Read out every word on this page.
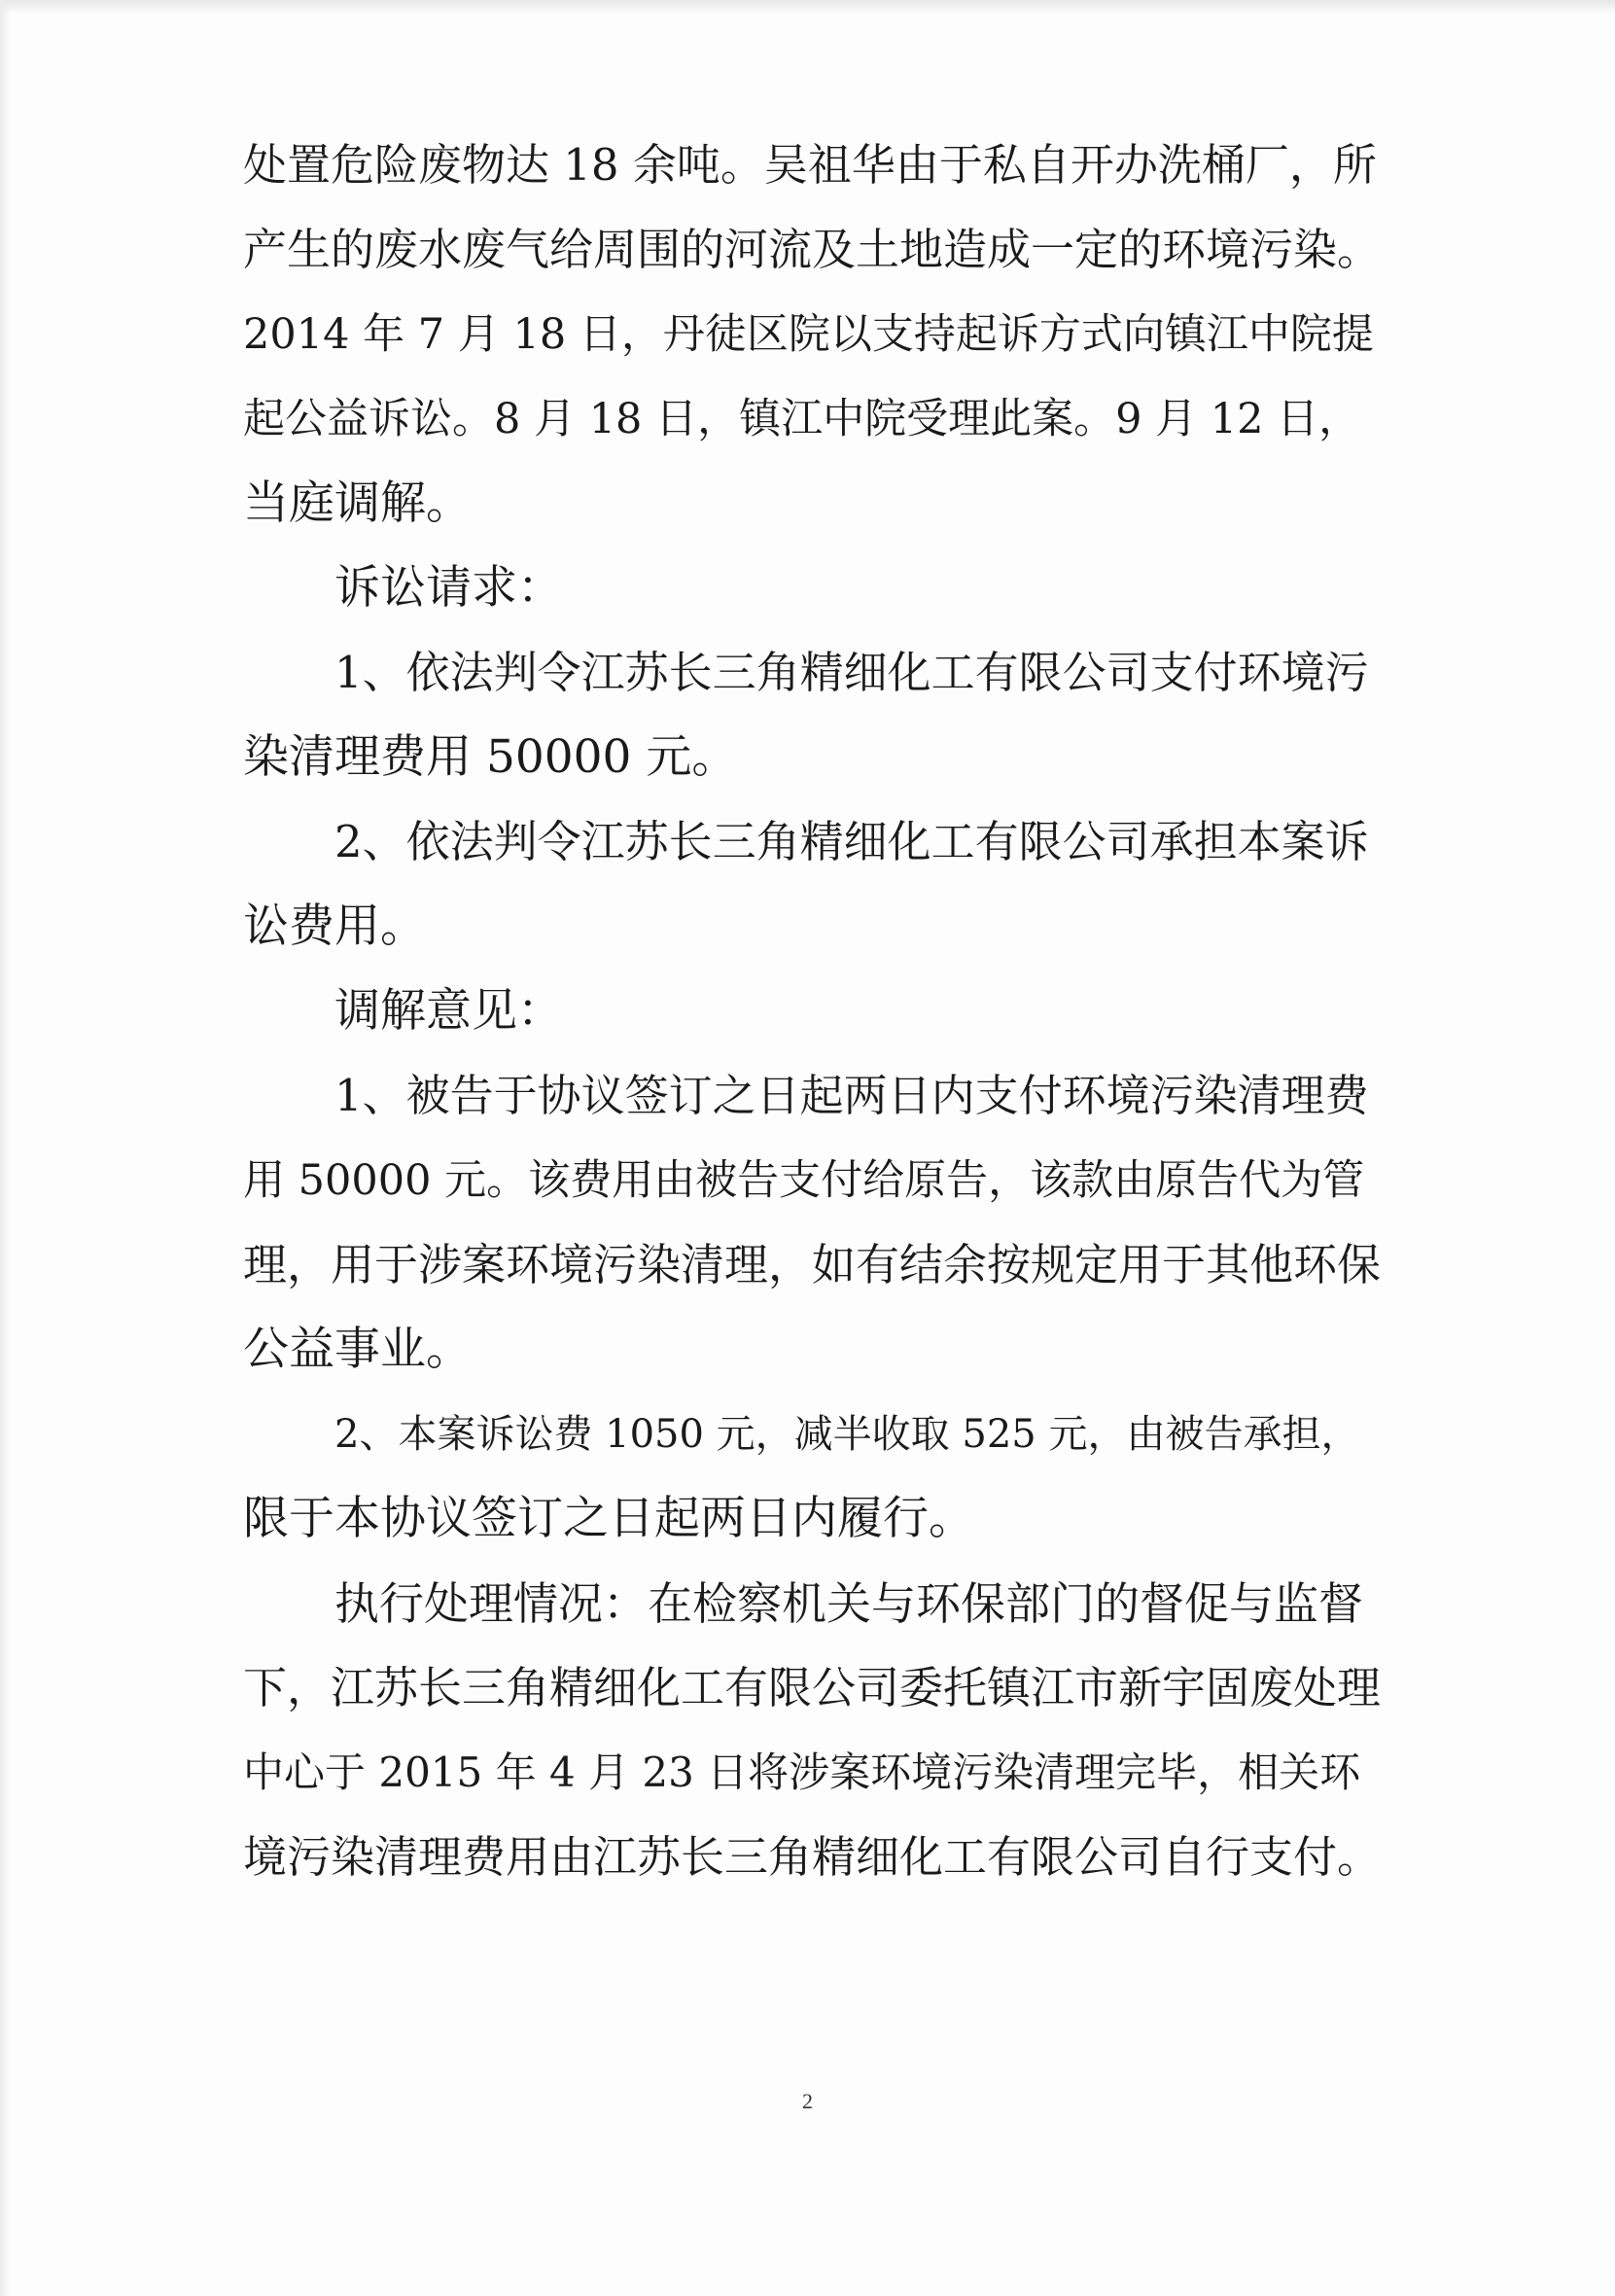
处置危险废物达 18 余吨。吴祖华由于私自开办洗桶厂，所

产生的废水废气给周围的河流及土地造成一定的环境污染。

2014 年 7 月 18 日，丹徒区院以支持起诉方式向镇江中院提

起公益诉讼。8 月 18 日，镇江中院受理此案。9 月 12 日，

当庭调解。

诉讼请求：

1、依法判令江苏长三角精细化工有限公司支付环境污

染清理费用 50000 元。

2、依法判令江苏长三角精细化工有限公司承担本案诉

讼费用。

调解意见：

1、被告于协议签订之日起两日内支付环境污染清理费

用 50000 元。该费用由被告支付给原告，该款由原告代为管

理，用于涉案环境污染清理，如有结余按规定用于其他环保

公益事业。

2、本案诉讼费 1050 元，减半收取 525 元，由被告承担，

限于本协议签订之日起两日内履行。

执行处理情况：在检察机关与环保部门的督促与监督

下，江苏长三角精细化工有限公司委托镇江市新宇固废处理

中心于 2015 年 4 月 23 日将涉案环境污染清理完毕，相关环

境污染清理费用由江苏长三角精细化工有限公司自行支付。

2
----------
## WHAT YOU SHOULD DO
Copy every line of the data word for word, omitting the images.

## RESPONSE FOR THIS EXERCISE
Read out every word on this page.
处置危险废物达 18 余吨。吴祖华由于私自开办洗桶厂，所

产生的废水废气给周围的河流及土地造成一定的环境污染。

2014 年 7 月 18 日，丹徒区院以支持起诉方式向镇江中院提

起公益诉讼。8 月 18 日，镇江中院受理此案。9 月 12 日，

当庭调解。

诉讼请求：

1、依法判令江苏长三角精细化工有限公司支付环境污

染清理费用 50000 元。

2、依法判令江苏长三角精细化工有限公司承担本案诉

讼费用。

调解意见：

1、被告于协议签订之日起两日内支付环境污染清理费

用 50000 元。该费用由被告支付给原告，该款由原告代为管

理，用于涉案环境污染清理，如有结余按规定用于其他环保

公益事业。

2、本案诉讼费 1050 元，减半收取 525 元，由被告承担，

限于本协议签订之日起两日内履行。

执行处理情况：在检察机关与环保部门的督促与监督

下，江苏长三角精细化工有限公司委托镇江市新宇固废处理

中心于 2015 年 4 月 23 日将涉案环境污染清理完毕，相关环

境污染清理费用由江苏长三角精细化工有限公司自行支付。

2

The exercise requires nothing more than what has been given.